** begin GIVEN INFORMATION **
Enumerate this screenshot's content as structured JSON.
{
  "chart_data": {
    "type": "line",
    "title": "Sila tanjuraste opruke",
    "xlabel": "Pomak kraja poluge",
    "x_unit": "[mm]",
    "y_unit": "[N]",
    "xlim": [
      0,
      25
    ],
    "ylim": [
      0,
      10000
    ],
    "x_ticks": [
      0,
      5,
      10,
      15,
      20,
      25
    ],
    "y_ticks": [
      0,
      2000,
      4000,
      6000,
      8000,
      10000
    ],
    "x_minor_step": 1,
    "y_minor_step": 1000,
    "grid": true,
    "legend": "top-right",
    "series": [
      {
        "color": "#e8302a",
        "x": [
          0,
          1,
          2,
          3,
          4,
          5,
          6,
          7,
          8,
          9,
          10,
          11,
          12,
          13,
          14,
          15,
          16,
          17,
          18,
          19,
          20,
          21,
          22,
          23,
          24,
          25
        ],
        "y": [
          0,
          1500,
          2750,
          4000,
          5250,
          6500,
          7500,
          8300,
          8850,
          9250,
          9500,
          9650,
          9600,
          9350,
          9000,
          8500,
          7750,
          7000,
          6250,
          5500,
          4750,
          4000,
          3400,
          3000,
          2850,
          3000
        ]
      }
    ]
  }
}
** end GIVEN INFORMATION **
PROBLEM TO SOLVE:
Transcribe each entry precisely, missing none.

RESPONSE TO THIS TASK:
Enumerate this screenshot's content as structured JSON.
{
  "chart_data": {
    "type": "line",
    "title": "Sila tanjuraste opruke",
    "xlabel": "Pomak kraja poluge",
    "x_unit": "[mm]",
    "y_unit": "[N]",
    "xlim": [
      0,
      25
    ],
    "ylim": [
      0,
      10000
    ],
    "x_ticks": [
      0,
      5,
      10,
      15,
      20,
      25
    ],
    "y_ticks": [
      0,
      2000,
      4000,
      6000,
      8000,
      10000
    ],
    "x_minor_step": 1,
    "y_minor_step": 1000,
    "grid": true,
    "legend": "top-right",
    "series": [
      {
        "color": "#e8302a",
        "x": [
          0,
          1,
          2,
          3,
          4,
          5,
          6,
          7,
          8,
          9,
          10,
          11,
          12,
          13,
          14,
          15,
          16,
          17,
          18,
          19,
          20,
          21,
          22,
          23,
          24,
          25
        ],
        "y": [
          0,
          1500,
          2750,
          4000,
          5250,
          6500,
          7500,
          8300,
          8850,
          9250,
          9500,
          9650,
          9600,
          9350,
          9000,
          8500,
          7750,
          7000,
          6250,
          5500,
          4750,
          4000,
          3400,
          3000,
          2850,
          3000
        ]
      }
    ]
  }
}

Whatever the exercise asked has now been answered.